** begin **

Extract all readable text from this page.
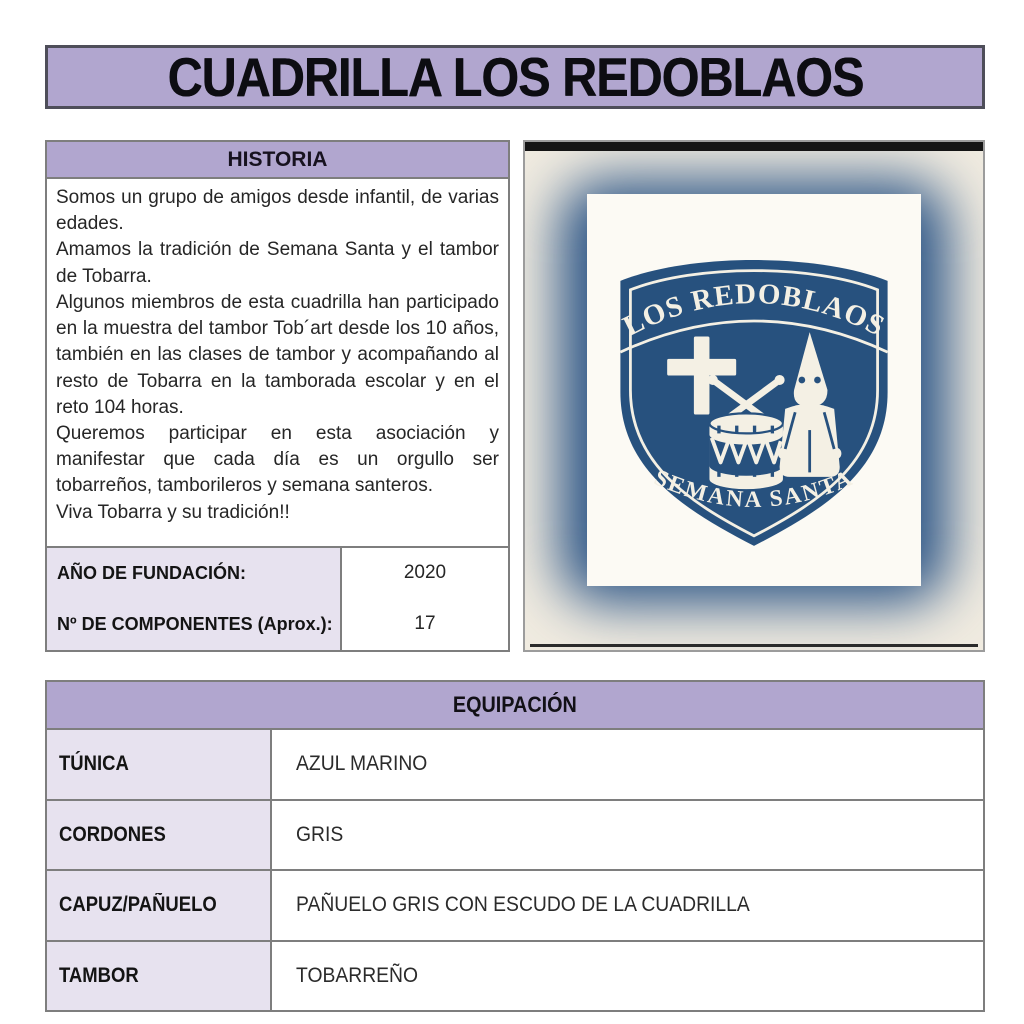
CUADRILLA LOS REDOBLAOS
HISTORIA

Somos un grupo de amigos desde infantil, de varias edades.

Amamos la tradición de Semana Santa y el tambor de Tobarra.

Algunos miembros de esta cuadrilla han participado en la muestra del tambor Tob´art desde los 10 años, también en las clases de tambor y acompañando al resto de Tobarra en la tamborada escolar y en el reto 104 horas.

Queremos participar en esta asociación y manifestar que cada día es un orgullo ser tobarreños, tamborileros y semana santeros.

Viva Tobarra y su tradición!!

AÑO DE FUNDACIÓN:	2020
Nº DE COMPONENTES (Aprox.):	17
LOS REDOBLAOS
SEMANA SANTA
EQUIPACIÓN
TÚNICA	AZUL MARINO
CORDONES	GRIS
CAPUZ/PAÑUELO	PAÑUELO GRIS CON ESCUDO DE LA CUADRILLA
TAMBOR	TOBARREÑO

** end **

Requirement ▸
The entries above should be reproduced exactly, without their pictures.

Correct response ▸
Extract all readable text from this page.
CUADRILLA LOS REDOBLAOS
HISTORIA

Somos un grupo de amigos desde infantil, de varias edades.

Amamos la tradición de Semana Santa y el tambor de Tobarra.

Algunos miembros de esta cuadrilla han participado en la muestra del tambor Tob´art desde los 10 años, también en las clases de tambor y acompañando al resto de Tobarra en la tamborada escolar y en el reto 104 horas.

Queremos participar en esta asociación y manifestar que cada día es un orgullo ser tobarreños, tamborileros y semana santeros.

Viva Tobarra y su tradición!!

AÑO DE FUNDACIÓN:	2020
Nº DE COMPONENTES (Aprox.):	17
LOS REDOBLAOS
SEMANA SANTA
EQUIPACIÓN
TÚNICA	AZUL MARINO
CORDONES	GRIS
CAPUZ/PAÑUELO	PAÑUELO GRIS CON ESCUDO DE LA CUADRILLA
TAMBOR	TOBARREÑO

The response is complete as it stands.